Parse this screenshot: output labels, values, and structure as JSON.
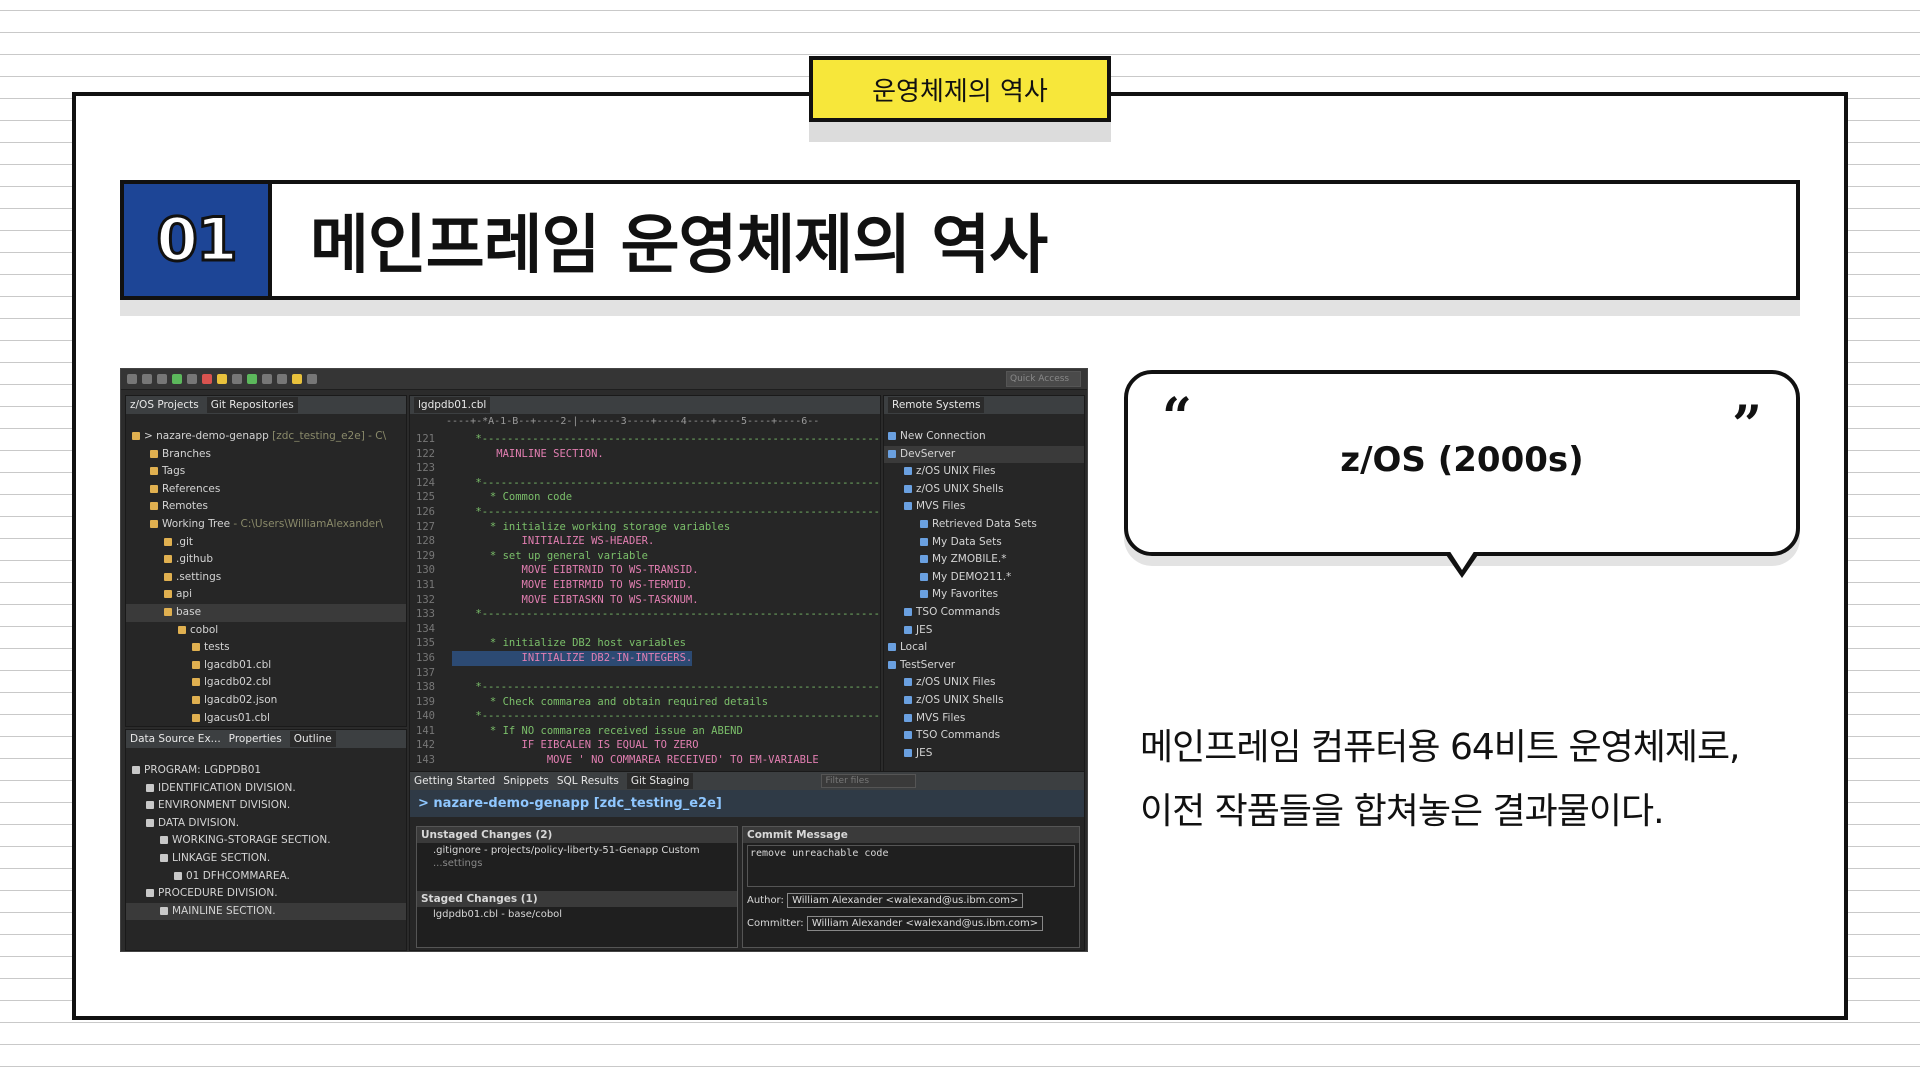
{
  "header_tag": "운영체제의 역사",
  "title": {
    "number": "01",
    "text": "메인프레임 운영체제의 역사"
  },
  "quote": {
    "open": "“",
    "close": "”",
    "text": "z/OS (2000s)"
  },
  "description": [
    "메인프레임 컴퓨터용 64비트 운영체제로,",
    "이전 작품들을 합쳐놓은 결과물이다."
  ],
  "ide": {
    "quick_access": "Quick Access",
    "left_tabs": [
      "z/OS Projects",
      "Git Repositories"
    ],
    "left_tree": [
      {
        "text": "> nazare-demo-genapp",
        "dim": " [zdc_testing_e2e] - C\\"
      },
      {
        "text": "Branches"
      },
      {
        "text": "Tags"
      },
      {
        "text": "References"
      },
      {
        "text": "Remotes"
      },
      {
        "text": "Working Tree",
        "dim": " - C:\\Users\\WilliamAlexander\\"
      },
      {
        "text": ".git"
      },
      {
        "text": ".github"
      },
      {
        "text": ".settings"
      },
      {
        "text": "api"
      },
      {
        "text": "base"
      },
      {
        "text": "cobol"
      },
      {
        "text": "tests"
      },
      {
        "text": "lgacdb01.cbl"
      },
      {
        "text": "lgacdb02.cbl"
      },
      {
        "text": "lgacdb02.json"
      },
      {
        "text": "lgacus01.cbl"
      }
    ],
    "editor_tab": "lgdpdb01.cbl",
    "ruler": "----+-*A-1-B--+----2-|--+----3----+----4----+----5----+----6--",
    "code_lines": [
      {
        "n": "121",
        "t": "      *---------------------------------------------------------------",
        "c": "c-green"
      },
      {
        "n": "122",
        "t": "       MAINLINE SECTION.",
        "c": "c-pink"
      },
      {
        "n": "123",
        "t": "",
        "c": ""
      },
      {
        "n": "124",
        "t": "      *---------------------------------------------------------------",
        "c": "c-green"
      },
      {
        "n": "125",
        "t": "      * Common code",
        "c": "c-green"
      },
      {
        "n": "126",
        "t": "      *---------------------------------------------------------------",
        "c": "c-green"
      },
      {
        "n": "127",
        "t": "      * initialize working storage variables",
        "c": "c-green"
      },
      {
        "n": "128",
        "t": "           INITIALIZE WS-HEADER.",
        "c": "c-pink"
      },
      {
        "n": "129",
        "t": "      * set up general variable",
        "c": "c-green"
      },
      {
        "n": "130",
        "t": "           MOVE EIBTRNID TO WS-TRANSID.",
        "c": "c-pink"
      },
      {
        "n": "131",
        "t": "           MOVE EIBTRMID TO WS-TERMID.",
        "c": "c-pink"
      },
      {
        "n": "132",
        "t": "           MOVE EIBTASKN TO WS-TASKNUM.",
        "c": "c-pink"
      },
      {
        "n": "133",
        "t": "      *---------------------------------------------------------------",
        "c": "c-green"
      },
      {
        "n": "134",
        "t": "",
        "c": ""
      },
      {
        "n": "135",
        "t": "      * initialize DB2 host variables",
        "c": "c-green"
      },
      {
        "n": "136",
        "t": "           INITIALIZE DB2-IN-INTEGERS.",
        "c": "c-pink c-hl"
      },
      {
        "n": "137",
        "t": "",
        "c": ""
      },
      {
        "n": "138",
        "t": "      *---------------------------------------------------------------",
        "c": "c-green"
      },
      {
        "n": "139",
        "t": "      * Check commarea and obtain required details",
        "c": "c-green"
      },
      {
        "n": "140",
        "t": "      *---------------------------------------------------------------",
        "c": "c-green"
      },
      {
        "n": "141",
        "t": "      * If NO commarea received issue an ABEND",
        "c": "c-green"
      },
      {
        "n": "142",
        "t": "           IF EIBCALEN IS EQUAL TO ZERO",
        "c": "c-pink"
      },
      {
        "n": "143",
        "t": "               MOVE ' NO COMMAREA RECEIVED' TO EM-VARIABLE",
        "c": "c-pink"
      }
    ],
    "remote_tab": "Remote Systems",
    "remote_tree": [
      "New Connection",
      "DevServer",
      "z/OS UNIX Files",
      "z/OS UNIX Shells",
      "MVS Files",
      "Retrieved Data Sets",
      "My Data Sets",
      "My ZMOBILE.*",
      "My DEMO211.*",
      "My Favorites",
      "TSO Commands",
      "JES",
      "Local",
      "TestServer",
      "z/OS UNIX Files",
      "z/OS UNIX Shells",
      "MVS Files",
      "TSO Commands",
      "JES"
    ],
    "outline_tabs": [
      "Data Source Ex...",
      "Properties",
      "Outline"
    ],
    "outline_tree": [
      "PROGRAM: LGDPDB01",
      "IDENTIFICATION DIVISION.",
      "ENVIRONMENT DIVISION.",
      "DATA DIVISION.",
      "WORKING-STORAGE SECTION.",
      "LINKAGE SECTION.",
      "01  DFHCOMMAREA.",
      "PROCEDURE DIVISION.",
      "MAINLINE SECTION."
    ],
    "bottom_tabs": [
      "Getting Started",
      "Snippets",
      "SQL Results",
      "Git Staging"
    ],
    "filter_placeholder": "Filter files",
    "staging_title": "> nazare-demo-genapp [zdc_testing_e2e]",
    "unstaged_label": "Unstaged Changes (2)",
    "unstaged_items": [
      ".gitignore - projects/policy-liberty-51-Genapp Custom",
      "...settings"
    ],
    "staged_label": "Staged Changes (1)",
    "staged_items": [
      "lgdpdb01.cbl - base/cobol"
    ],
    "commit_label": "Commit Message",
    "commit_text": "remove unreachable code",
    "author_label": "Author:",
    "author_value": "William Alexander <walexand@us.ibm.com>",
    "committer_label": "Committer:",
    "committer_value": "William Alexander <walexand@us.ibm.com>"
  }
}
--
(Task description)
Copy each line of the records precisely and drop any images they hold.

(Reply)
Parse this screenshot: output labels, values, and structure as JSON.
{
  "header_tag": "운영체제의 역사",
  "title": {
    "number": "01",
    "text": "메인프레임 운영체제의 역사"
  },
  "quote": {
    "open": "“",
    "close": "”",
    "text": "z/OS (2000s)"
  },
  "description": [
    "메인프레임 컴퓨터용 64비트 운영체제로,",
    "이전 작품들을 합쳐놓은 결과물이다."
  ],
  "ide": {
    "quick_access": "Quick Access",
    "left_tabs": [
      "z/OS Projects",
      "Git Repositories"
    ],
    "left_tree": [
      {
        "text": "> nazare-demo-genapp",
        "dim": " [zdc_testing_e2e] - C\\"
      },
      {
        "text": "Branches"
      },
      {
        "text": "Tags"
      },
      {
        "text": "References"
      },
      {
        "text": "Remotes"
      },
      {
        "text": "Working Tree",
        "dim": " - C:\\Users\\WilliamAlexander\\"
      },
      {
        "text": ".git"
      },
      {
        "text": ".github"
      },
      {
        "text": ".settings"
      },
      {
        "text": "api"
      },
      {
        "text": "base"
      },
      {
        "text": "cobol"
      },
      {
        "text": "tests"
      },
      {
        "text": "lgacdb01.cbl"
      },
      {
        "text": "lgacdb02.cbl"
      },
      {
        "text": "lgacdb02.json"
      },
      {
        "text": "lgacus01.cbl"
      }
    ],
    "editor_tab": "lgdpdb01.cbl",
    "ruler": "----+-*A-1-B--+----2-|--+----3----+----4----+----5----+----6--",
    "code_lines": [
      {
        "n": "121",
        "t": "      *---------------------------------------------------------------",
        "c": "c-green"
      },
      {
        "n": "122",
        "t": "       MAINLINE SECTION.",
        "c": "c-pink"
      },
      {
        "n": "123",
        "t": "",
        "c": ""
      },
      {
        "n": "124",
        "t": "      *---------------------------------------------------------------",
        "c": "c-green"
      },
      {
        "n": "125",
        "t": "      * Common code",
        "c": "c-green"
      },
      {
        "n": "126",
        "t": "      *---------------------------------------------------------------",
        "c": "c-green"
      },
      {
        "n": "127",
        "t": "      * initialize working storage variables",
        "c": "c-green"
      },
      {
        "n": "128",
        "t": "           INITIALIZE WS-HEADER.",
        "c": "c-pink"
      },
      {
        "n": "129",
        "t": "      * set up general variable",
        "c": "c-green"
      },
      {
        "n": "130",
        "t": "           MOVE EIBTRNID TO WS-TRANSID.",
        "c": "c-pink"
      },
      {
        "n": "131",
        "t": "           MOVE EIBTRMID TO WS-TERMID.",
        "c": "c-pink"
      },
      {
        "n": "132",
        "t": "           MOVE EIBTASKN TO WS-TASKNUM.",
        "c": "c-pink"
      },
      {
        "n": "133",
        "t": "      *---------------------------------------------------------------",
        "c": "c-green"
      },
      {
        "n": "134",
        "t": "",
        "c": ""
      },
      {
        "n": "135",
        "t": "      * initialize DB2 host variables",
        "c": "c-green"
      },
      {
        "n": "136",
        "t": "           INITIALIZE DB2-IN-INTEGERS.",
        "c": "c-pink c-hl"
      },
      {
        "n": "137",
        "t": "",
        "c": ""
      },
      {
        "n": "138",
        "t": "      *---------------------------------------------------------------",
        "c": "c-green"
      },
      {
        "n": "139",
        "t": "      * Check commarea and obtain required details",
        "c": "c-green"
      },
      {
        "n": "140",
        "t": "      *---------------------------------------------------------------",
        "c": "c-green"
      },
      {
        "n": "141",
        "t": "      * If NO commarea received issue an ABEND",
        "c": "c-green"
      },
      {
        "n": "142",
        "t": "           IF EIBCALEN IS EQUAL TO ZERO",
        "c": "c-pink"
      },
      {
        "n": "143",
        "t": "               MOVE ' NO COMMAREA RECEIVED' TO EM-VARIABLE",
        "c": "c-pink"
      }
    ],
    "remote_tab": "Remote Systems",
    "remote_tree": [
      "New Connection",
      "DevServer",
      "z/OS UNIX Files",
      "z/OS UNIX Shells",
      "MVS Files",
      "Retrieved Data Sets",
      "My Data Sets",
      "My ZMOBILE.*",
      "My DEMO211.*",
      "My Favorites",
      "TSO Commands",
      "JES",
      "Local",
      "TestServer",
      "z/OS UNIX Files",
      "z/OS UNIX Shells",
      "MVS Files",
      "TSO Commands",
      "JES"
    ],
    "outline_tabs": [
      "Data Source Ex...",
      "Properties",
      "Outline"
    ],
    "outline_tree": [
      "PROGRAM: LGDPDB01",
      "IDENTIFICATION DIVISION.",
      "ENVIRONMENT DIVISION.",
      "DATA DIVISION.",
      "WORKING-STORAGE SECTION.",
      "LINKAGE SECTION.",
      "01  DFHCOMMAREA.",
      "PROCEDURE DIVISION.",
      "MAINLINE SECTION."
    ],
    "bottom_tabs": [
      "Getting Started",
      "Snippets",
      "SQL Results",
      "Git Staging"
    ],
    "filter_placeholder": "Filter files",
    "staging_title": "> nazare-demo-genapp [zdc_testing_e2e]",
    "unstaged_label": "Unstaged Changes (2)",
    "unstaged_items": [
      ".gitignore - projects/policy-liberty-51-Genapp Custom",
      "...settings"
    ],
    "staged_label": "Staged Changes (1)",
    "staged_items": [
      "lgdpdb01.cbl - base/cobol"
    ],
    "commit_label": "Commit Message",
    "commit_text": "remove unreachable code",
    "author_label": "Author:",
    "author_value": "William Alexander <walexand@us.ibm.com>",
    "committer_label": "Committer:",
    "committer_value": "William Alexander <walexand@us.ibm.com>"
  }
}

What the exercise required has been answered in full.